Stated task
Transcribe the records in full, keeping every character as it is.

>> begin Data for this exercise

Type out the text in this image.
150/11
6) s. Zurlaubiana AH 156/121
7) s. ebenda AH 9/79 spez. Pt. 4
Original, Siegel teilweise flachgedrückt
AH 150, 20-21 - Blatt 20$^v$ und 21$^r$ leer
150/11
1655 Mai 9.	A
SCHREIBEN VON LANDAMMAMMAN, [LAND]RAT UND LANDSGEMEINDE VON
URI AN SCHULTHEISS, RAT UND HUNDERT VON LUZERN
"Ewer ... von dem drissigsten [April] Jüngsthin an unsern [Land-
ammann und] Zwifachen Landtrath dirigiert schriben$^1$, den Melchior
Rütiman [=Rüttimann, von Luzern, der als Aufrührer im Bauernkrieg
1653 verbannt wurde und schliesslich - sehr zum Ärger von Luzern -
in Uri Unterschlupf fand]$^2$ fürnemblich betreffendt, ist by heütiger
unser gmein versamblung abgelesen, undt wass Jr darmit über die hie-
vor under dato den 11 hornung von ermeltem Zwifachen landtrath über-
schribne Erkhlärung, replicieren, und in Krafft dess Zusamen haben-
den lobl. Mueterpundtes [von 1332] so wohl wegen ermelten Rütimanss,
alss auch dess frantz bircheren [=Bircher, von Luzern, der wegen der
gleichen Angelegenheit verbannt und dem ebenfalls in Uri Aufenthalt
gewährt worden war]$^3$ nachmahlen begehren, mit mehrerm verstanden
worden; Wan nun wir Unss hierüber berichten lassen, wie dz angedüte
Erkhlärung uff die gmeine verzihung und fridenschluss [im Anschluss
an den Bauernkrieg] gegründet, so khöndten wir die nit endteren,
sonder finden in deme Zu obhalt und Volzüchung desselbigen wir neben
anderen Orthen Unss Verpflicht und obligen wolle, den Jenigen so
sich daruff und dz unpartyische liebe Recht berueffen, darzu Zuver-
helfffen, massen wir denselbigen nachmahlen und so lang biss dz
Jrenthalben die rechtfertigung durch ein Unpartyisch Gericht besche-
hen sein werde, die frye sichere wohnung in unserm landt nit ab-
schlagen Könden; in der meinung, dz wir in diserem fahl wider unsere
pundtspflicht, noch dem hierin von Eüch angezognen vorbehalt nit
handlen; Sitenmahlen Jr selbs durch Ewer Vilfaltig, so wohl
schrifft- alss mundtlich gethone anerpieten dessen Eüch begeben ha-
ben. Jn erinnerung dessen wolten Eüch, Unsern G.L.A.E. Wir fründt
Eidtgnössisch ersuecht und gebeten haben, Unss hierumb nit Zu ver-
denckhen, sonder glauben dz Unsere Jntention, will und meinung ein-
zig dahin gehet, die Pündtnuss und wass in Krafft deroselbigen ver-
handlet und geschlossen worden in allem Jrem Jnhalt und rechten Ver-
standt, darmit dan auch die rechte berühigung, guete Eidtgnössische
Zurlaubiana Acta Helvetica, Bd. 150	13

>> end Data for this exercise

Problem solution
Type out the text in this image.
150/11
6) s. Zurlaubiana AH 156/121
7) s. ebenda AH 9/79 spez. Pt. 4
Original, Siegel teilweise flachgedrückt
AH 150, 20-21 - Blatt 20$^v$ und 21$^r$ leer
150/11
1655 Mai 9.	A
SCHREIBEN VON LANDAMMAMMAN, [LAND]RAT UND LANDSGEMEINDE VON
URI AN SCHULTHEISS, RAT UND HUNDERT VON LUZERN
"Ewer ... von dem drissigsten [April] Jüngsthin an unsern [Land-
ammann und] Zwifachen Landtrath dirigiert schriben$^1$, den Melchior
Rütiman [=Rüttimann, von Luzern, der als Aufrührer im Bauernkrieg
1653 verbannt wurde und schliesslich - sehr zum Ärger von Luzern -
in Uri Unterschlupf fand]$^2$ fürnemblich betreffendt, ist by heütiger
unser gmein versamblung abgelesen, undt wass Jr darmit über die hie-
vor under dato den 11 hornung von ermeltem Zwifachen landtrath über-
schribne Erkhlärung, replicieren, und in Krafft dess Zusamen haben-
den lobl. Mueterpundtes [von 1332] so wohl wegen ermelten Rütimanss,
alss auch dess frantz bircheren [=Bircher, von Luzern, der wegen der
gleichen Angelegenheit verbannt und dem ebenfalls in Uri Aufenthalt
gewährt worden war]$^3$ nachmahlen begehren, mit mehrerm verstanden
worden; Wan nun wir Unss hierüber berichten lassen, wie dz angedüte
Erkhlärung uff die gmeine verzihung und fridenschluss [im Anschluss
an den Bauernkrieg] gegründet, so khöndten wir die nit endteren,
sonder finden in deme Zu obhalt und Volzüchung desselbigen wir neben
anderen Orthen Unss Verpflicht und obligen wolle, den Jenigen so
sich daruff und dz unpartyische liebe Recht berueffen, darzu Zuver-
helfffen, massen wir denselbigen nachmahlen und so lang biss dz
Jrenthalben die rechtfertigung durch ein Unpartyisch Gericht besche-
hen sein werde, die frye sichere wohnung in unserm landt nit ab-
schlagen Könden; in der meinung, dz wir in diserem fahl wider unsere
pundtspflicht, noch dem hierin von Eüch angezognen vorbehalt nit
handlen; Sitenmahlen Jr selbs durch Ewer Vilfaltig, so wohl
schrifft- alss mundtlich gethone anerpieten dessen Eüch begeben ha-
ben. Jn erinnerung dessen wolten Eüch, Unsern G.L.A.E. Wir fründt
Eidtgnössisch ersuecht und gebeten haben, Unss hierumb nit Zu ver-
denckhen, sonder glauben dz Unsere Jntention, will und meinung ein-
zig dahin gehet, die Pündtnuss und wass in Krafft deroselbigen ver-
handlet und geschlossen worden in allem Jrem Jnhalt und rechten Ver-
standt, darmit dan auch die rechte berühigung, guete Eidtgnössische
Zurlaubiana Acta Helvetica, Bd. 150	13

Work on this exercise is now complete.